_TASK INSTRUCTIONS:_ Take each line containing "tokenRequest" and report it exactly as written.

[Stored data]
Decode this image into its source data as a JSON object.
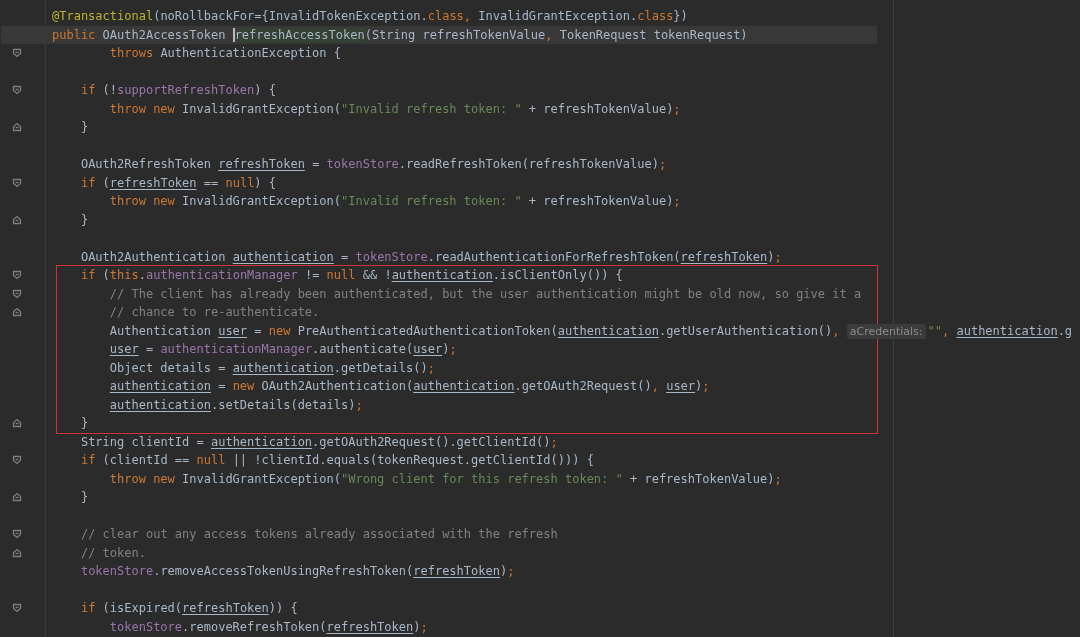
{
  "editor": {
    "blocks": [
      {
        "highlighted": false,
        "lines": [
          {
            "kind": "code",
            "fold_start": false,
            "fold_end": false,
            "current": false,
            "segments": [
              {
                "text": "@Transactional",
                "kind": "annotation"
              },
              {
                "text": "(noRollbackFor={InvalidTokenException.",
                "kind": "plain"
              },
              {
                "text": "class",
                "kind": "keyword"
              },
              {
                "text": ", ",
                "kind": "punct"
              },
              {
                "text": "InvalidGrantException.",
                "kind": "plain"
              },
              {
                "text": "class",
                "kind": "keyword"
              },
              {
                "text": "})",
                "kind": "plain"
              }
            ]
          },
          {
            "kind": "code",
            "fold_start": false,
            "fold_end": false,
            "current": true,
            "segments": [
              {
                "text": "public ",
                "kind": "keyword"
              },
              {
                "text": "OAuth2AccessToken ",
                "kind": "plain"
              },
              {
                "text": "refreshAccessToken",
                "kind": "match"
              },
              {
                "text": "(String refreshTokenValue",
                "kind": "plain"
              },
              {
                "text": ", ",
                "kind": "punct"
              },
              {
                "text": "TokenRequest tokenRequest)",
                "kind": "plain"
              }
            ]
          },
          {
            "kind": "code",
            "fold_start": true,
            "fold_end": false,
            "current": false,
            "segments": [
              {
                "text": "        throws ",
                "kind": "keyword"
              },
              {
                "text": "AuthenticationException {",
                "kind": "plain"
              }
            ]
          },
          {
            "kind": "blank",
            "fold_start": false,
            "fold_end": false,
            "current": false
          },
          {
            "kind": "code",
            "fold_start": true,
            "fold_end": false,
            "current": false,
            "segments": [
              {
                "text": "    if ",
                "kind": "keyword"
              },
              {
                "text": "(!",
                "kind": "plain"
              },
              {
                "text": "supportRefreshToken",
                "kind": "field"
              },
              {
                "text": ") {",
                "kind": "plain"
              }
            ]
          },
          {
            "kind": "code",
            "fold_start": false,
            "fold_end": false,
            "current": false,
            "segments": [
              {
                "text": "        throw new ",
                "kind": "keyword"
              },
              {
                "text": "InvalidGrantException(",
                "kind": "plain"
              },
              {
                "text": "\"Invalid refresh token: \"",
                "kind": "string"
              },
              {
                "text": " + refreshTokenValue)",
                "kind": "plain"
              },
              {
                "text": ";",
                "kind": "punct"
              }
            ]
          },
          {
            "kind": "code",
            "fold_start": false,
            "fold_end": true,
            "current": false,
            "segments": [
              {
                "text": "    }",
                "kind": "plain"
              }
            ]
          },
          {
            "kind": "blank",
            "fold_start": false,
            "fold_end": false,
            "current": false
          },
          {
            "kind": "code",
            "fold_start": false,
            "fold_end": false,
            "current": false,
            "segments": [
              {
                "text": "    OAuth2RefreshToken ",
                "kind": "plain"
              },
              {
                "text": "refreshToken",
                "kind": "var"
              },
              {
                "text": " = ",
                "kind": "plain"
              },
              {
                "text": "tokenStore",
                "kind": "field"
              },
              {
                "text": ".readRefreshToken(refreshTokenValue)",
                "kind": "plain"
              },
              {
                "text": ";",
                "kind": "punct"
              }
            ]
          },
          {
            "kind": "code",
            "fold_start": true,
            "fold_end": false,
            "current": false,
            "segments": [
              {
                "text": "    if ",
                "kind": "keyword"
              },
              {
                "text": "(",
                "kind": "plain"
              },
              {
                "text": "refreshToken",
                "kind": "var"
              },
              {
                "text": " == ",
                "kind": "plain"
              },
              {
                "text": "null",
                "kind": "keyword"
              },
              {
                "text": ") {",
                "kind": "plain"
              }
            ]
          },
          {
            "kind": "code",
            "fold_start": false,
            "fold_end": false,
            "current": false,
            "segments": [
              {
                "text": "        throw new ",
                "kind": "keyword"
              },
              {
                "text": "InvalidGrantException(",
                "kind": "plain"
              },
              {
                "text": "\"Invalid refresh token: \"",
                "kind": "string"
              },
              {
                "text": " + refreshTokenValue)",
                "kind": "plain"
              },
              {
                "text": ";",
                "kind": "punct"
              }
            ]
          },
          {
            "kind": "code",
            "fold_start": false,
            "fold_end": true,
            "current": false,
            "segments": [
              {
                "text": "    }",
                "kind": "plain"
              }
            ]
          },
          {
            "kind": "blank",
            "fold_start": false,
            "fold_end": false,
            "current": false
          },
          {
            "kind": "code",
            "fold_start": false,
            "fold_end": false,
            "current": false,
            "segments": [
              {
                "text": "    OAuth2Authentication ",
                "kind": "plain"
              },
              {
                "text": "authentication",
                "kind": "var"
              },
              {
                "text": " = ",
                "kind": "plain"
              },
              {
                "text": "tokenStore",
                "kind": "field"
              },
              {
                "text": ".readAuthenticationForRefreshToken(",
                "kind": "plain"
              },
              {
                "text": "refreshToken",
                "kind": "var"
              },
              {
                "text": ")",
                "kind": "plain"
              },
              {
                "text": ";",
                "kind": "punct"
              }
            ]
          }
        ]
      },
      {
        "highlighted": true,
        "lines": [
          {
            "kind": "code",
            "fold_start": true,
            "fold_end": false,
            "current": false,
            "segments": [
              {
                "text": "    if ",
                "kind": "keyword"
              },
              {
                "text": "(",
                "kind": "plain"
              },
              {
                "text": "this",
                "kind": "keyword"
              },
              {
                "text": ".",
                "kind": "plain"
              },
              {
                "text": "authenticationManager",
                "kind": "field"
              },
              {
                "text": " != ",
                "kind": "plain"
              },
              {
                "text": "null ",
                "kind": "keyword"
              },
              {
                "text": "&& !",
                "kind": "plain"
              },
              {
                "text": "authentication",
                "kind": "var"
              },
              {
                "text": ".isClientOnly()) {",
                "kind": "plain"
              }
            ]
          },
          {
            "kind": "code",
            "fold_start": true,
            "fold_end": false,
            "current": false,
            "segments": [
              {
                "text": "        // The client has already been authenticated, but the user authentication might be old now, so give it a",
                "kind": "comment"
              }
            ]
          },
          {
            "kind": "code",
            "fold_start": false,
            "fold_end": true,
            "current": false,
            "segments": [
              {
                "text": "        // chance to re-authenticate.",
                "kind": "comment"
              }
            ]
          },
          {
            "kind": "code",
            "fold_start": false,
            "fold_end": false,
            "current": false,
            "segments": [
              {
                "text": "        Authentication ",
                "kind": "plain"
              },
              {
                "text": "user",
                "kind": "var"
              },
              {
                "text": " = ",
                "kind": "plain"
              },
              {
                "text": "new ",
                "kind": "keyword"
              },
              {
                "text": "PreAuthenticatedAuthenticationToken(",
                "kind": "plain"
              },
              {
                "text": "authentication",
                "kind": "var"
              },
              {
                "text": ".getUserAuthentication()",
                "kind": "plain"
              },
              {
                "text": ", ",
                "kind": "punct"
              },
              {
                "text": "aCredentials:",
                "kind": "hint"
              },
              {
                "text": "\"\"",
                "kind": "string"
              },
              {
                "text": ", ",
                "kind": "punct"
              },
              {
                "text": "authentication",
                "kind": "var"
              },
              {
                "text": ".g",
                "kind": "plain"
              }
            ]
          },
          {
            "kind": "code",
            "fold_start": false,
            "fold_end": false,
            "current": false,
            "segments": [
              {
                "text": "        user",
                "kind": "var"
              },
              {
                "text": " = ",
                "kind": "plain"
              },
              {
                "text": "authenticationManager",
                "kind": "field"
              },
              {
                "text": ".authenticate(",
                "kind": "plain"
              },
              {
                "text": "user",
                "kind": "var"
              },
              {
                "text": ")",
                "kind": "plain"
              },
              {
                "text": ";",
                "kind": "punct"
              }
            ]
          },
          {
            "kind": "code",
            "fold_start": false,
            "fold_end": false,
            "current": false,
            "segments": [
              {
                "text": "        Object details = ",
                "kind": "plain"
              },
              {
                "text": "authentication",
                "kind": "var"
              },
              {
                "text": ".getDetails()",
                "kind": "plain"
              },
              {
                "text": ";",
                "kind": "punct"
              }
            ]
          },
          {
            "kind": "code",
            "fold_start": false,
            "fold_end": false,
            "current": false,
            "segments": [
              {
                "text": "        authentication",
                "kind": "var"
              },
              {
                "text": " = ",
                "kind": "plain"
              },
              {
                "text": "new ",
                "kind": "keyword"
              },
              {
                "text": "OAuth2Authentication(",
                "kind": "plain"
              },
              {
                "text": "authentication",
                "kind": "var"
              },
              {
                "text": ".getOAuth2Request()",
                "kind": "plain"
              },
              {
                "text": ", ",
                "kind": "punct"
              },
              {
                "text": "user",
                "kind": "var"
              },
              {
                "text": ")",
                "kind": "plain"
              },
              {
                "text": ";",
                "kind": "punct"
              }
            ]
          },
          {
            "kind": "code",
            "fold_start": false,
            "fold_end": false,
            "current": false,
            "segments": [
              {
                "text": "        authentication",
                "kind": "var"
              },
              {
                "text": ".setDetails(details)",
                "kind": "plain"
              },
              {
                "text": ";",
                "kind": "punct"
              }
            ]
          },
          {
            "kind": "code",
            "fold_start": false,
            "fold_end": true,
            "current": false,
            "segments": [
              {
                "text": "    }",
                "kind": "plain"
              }
            ]
          }
        ]
      },
      {
        "highlighted": false,
        "lines": [
          {
            "kind": "code",
            "fold_start": false,
            "fold_end": false,
            "current": false,
            "segments": [
              {
                "text": "    String clientId = ",
                "kind": "plain"
              },
              {
                "text": "authentication",
                "kind": "var"
              },
              {
                "text": ".getOAuth2Request().getClientId()",
                "kind": "plain"
              },
              {
                "text": ";",
                "kind": "punct"
              }
            ]
          },
          {
            "kind": "code",
            "fold_start": true,
            "fold_end": false,
            "current": false,
            "segments": [
              {
                "text": "    if ",
                "kind": "keyword"
              },
              {
                "text": "(clientId == ",
                "kind": "plain"
              },
              {
                "text": "null ",
                "kind": "keyword"
              },
              {
                "text": "|| !clientId.equals(tokenRequest.getClientId())) {",
                "kind": "plain"
              }
            ]
          },
          {
            "kind": "code",
            "fold_start": false,
            "fold_end": false,
            "current": false,
            "segments": [
              {
                "text": "        throw new ",
                "kind": "keyword"
              },
              {
                "text": "InvalidGrantException(",
                "kind": "plain"
              },
              {
                "text": "\"Wrong client for this refresh token: \"",
                "kind": "string"
              },
              {
                "text": " + refreshTokenValue)",
                "kind": "plain"
              },
              {
                "text": ";",
                "kind": "punct"
              }
            ]
          },
          {
            "kind": "code",
            "fold_start": false,
            "fold_end": true,
            "current": false,
            "segments": [
              {
                "text": "    }",
                "kind": "plain"
              }
            ]
          },
          {
            "kind": "blank",
            "fold_start": false,
            "fold_end": false,
            "current": false
          },
          {
            "kind": "code",
            "fold_start": true,
            "fold_end": false,
            "current": false,
            "segments": [
              {
                "text": "    // clear out any access tokens already associated with the refresh",
                "kind": "comment"
              }
            ]
          },
          {
            "kind": "code",
            "fold_start": false,
            "fold_end": true,
            "current": false,
            "segments": [
              {
                "text": "    // token.",
                "kind": "comment"
              }
            ]
          },
          {
            "kind": "code",
            "fold_start": false,
            "fold_end": false,
            "current": false,
            "segments": [
              {
                "text": "    tokenStore",
                "kind": "field"
              },
              {
                "text": ".removeAccessTokenUsingRefreshToken(",
                "kind": "plain"
              },
              {
                "text": "refreshToken",
                "kind": "var"
              },
              {
                "text": ")",
                "kind": "plain"
              },
              {
                "text": ";",
                "kind": "punct"
              }
            ]
          },
          {
            "kind": "blank",
            "fold_start": false,
            "fold_end": false,
            "current": false
          },
          {
            "kind": "code",
            "fold_start": true,
            "fold_end": false,
            "current": false,
            "segments": [
              {
                "text": "    if ",
                "kind": "keyword"
              },
              {
                "text": "(isExpired(",
                "kind": "plain"
              },
              {
                "text": "refreshToken",
                "kind": "var"
              },
              {
                "text": ")) {",
                "kind": "plain"
              }
            ]
          },
          {
            "kind": "code",
            "fold_start": false,
            "fold_end": false,
            "current": false,
            "segments": [
              {
                "text": "        tokenStore",
                "kind": "field"
              },
              {
                "text": ".removeRefreshToken(",
                "kind": "plain"
              },
              {
                "text": "refreshToken",
                "kind": "var"
              },
              {
                "text": ")",
                "kind": "plain"
              },
              {
                "text": ";",
                "kind": "punct"
              }
            ]
          }
        ]
      }
    ]
  }
}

_TASK SOLUTION:_
                "text": "TokenRequest tokenRequest)",
                "text": "|| !clientId.equals(tokenRequest.getClientId())) {",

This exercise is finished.